List, from the lines below, each one with "Developer" in it.
[Begin EXTRACTED RECORDS]
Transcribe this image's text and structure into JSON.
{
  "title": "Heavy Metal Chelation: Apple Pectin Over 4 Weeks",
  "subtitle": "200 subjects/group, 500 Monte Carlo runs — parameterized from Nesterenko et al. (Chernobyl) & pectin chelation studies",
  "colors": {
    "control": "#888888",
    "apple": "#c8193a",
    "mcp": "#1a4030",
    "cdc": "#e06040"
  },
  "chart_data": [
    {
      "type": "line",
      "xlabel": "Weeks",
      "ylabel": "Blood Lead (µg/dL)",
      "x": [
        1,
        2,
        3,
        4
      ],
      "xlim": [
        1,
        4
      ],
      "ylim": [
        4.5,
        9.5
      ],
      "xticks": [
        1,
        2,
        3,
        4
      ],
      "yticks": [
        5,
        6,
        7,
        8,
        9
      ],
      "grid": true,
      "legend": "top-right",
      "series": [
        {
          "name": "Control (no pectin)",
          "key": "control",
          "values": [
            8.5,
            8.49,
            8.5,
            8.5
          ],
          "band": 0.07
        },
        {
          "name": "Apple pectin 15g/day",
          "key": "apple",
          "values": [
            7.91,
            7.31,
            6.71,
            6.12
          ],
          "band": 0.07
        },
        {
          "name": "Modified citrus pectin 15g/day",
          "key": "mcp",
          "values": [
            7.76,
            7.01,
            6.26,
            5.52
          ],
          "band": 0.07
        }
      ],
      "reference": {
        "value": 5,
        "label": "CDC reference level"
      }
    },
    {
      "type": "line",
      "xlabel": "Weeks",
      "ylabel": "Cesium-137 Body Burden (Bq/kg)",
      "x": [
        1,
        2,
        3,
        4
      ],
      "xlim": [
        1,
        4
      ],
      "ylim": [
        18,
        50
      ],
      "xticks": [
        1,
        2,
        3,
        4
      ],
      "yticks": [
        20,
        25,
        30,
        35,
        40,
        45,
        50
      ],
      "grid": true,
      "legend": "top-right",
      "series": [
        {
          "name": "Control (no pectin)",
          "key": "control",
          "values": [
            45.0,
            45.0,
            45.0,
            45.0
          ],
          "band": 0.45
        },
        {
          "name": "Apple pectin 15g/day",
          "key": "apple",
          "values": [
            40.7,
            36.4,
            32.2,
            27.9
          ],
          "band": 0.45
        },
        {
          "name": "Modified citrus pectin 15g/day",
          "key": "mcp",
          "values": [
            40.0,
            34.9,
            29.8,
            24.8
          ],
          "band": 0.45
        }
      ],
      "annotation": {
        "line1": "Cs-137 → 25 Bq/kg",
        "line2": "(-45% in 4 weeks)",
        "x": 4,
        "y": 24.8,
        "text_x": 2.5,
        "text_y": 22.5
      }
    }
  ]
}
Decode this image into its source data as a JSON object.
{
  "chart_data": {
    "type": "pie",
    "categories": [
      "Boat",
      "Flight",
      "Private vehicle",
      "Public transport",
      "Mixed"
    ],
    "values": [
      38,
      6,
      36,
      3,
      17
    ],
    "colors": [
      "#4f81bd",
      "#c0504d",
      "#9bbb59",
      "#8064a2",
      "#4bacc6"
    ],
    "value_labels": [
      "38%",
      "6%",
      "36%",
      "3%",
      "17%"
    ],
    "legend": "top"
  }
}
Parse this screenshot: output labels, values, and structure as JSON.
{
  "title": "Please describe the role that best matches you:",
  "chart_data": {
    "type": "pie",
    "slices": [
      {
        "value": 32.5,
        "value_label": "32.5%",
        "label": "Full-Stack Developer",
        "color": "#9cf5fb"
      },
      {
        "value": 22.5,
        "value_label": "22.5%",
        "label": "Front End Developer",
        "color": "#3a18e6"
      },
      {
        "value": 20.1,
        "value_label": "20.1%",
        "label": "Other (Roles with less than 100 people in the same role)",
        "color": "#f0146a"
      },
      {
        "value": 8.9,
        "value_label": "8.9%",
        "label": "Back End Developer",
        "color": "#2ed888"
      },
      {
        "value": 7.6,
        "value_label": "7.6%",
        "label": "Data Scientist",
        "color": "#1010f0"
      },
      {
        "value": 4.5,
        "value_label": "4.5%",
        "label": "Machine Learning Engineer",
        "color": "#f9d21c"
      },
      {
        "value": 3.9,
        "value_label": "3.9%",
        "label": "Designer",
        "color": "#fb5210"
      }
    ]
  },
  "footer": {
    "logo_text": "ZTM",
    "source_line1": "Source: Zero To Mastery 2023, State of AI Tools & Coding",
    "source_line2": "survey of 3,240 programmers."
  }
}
[End EXTRACTED RECORDS]
EXPECTED OUTPUT:
        "label": "Full-Stack Developer",
        "label": "Front End Developer",
        "label": "Back End Developer",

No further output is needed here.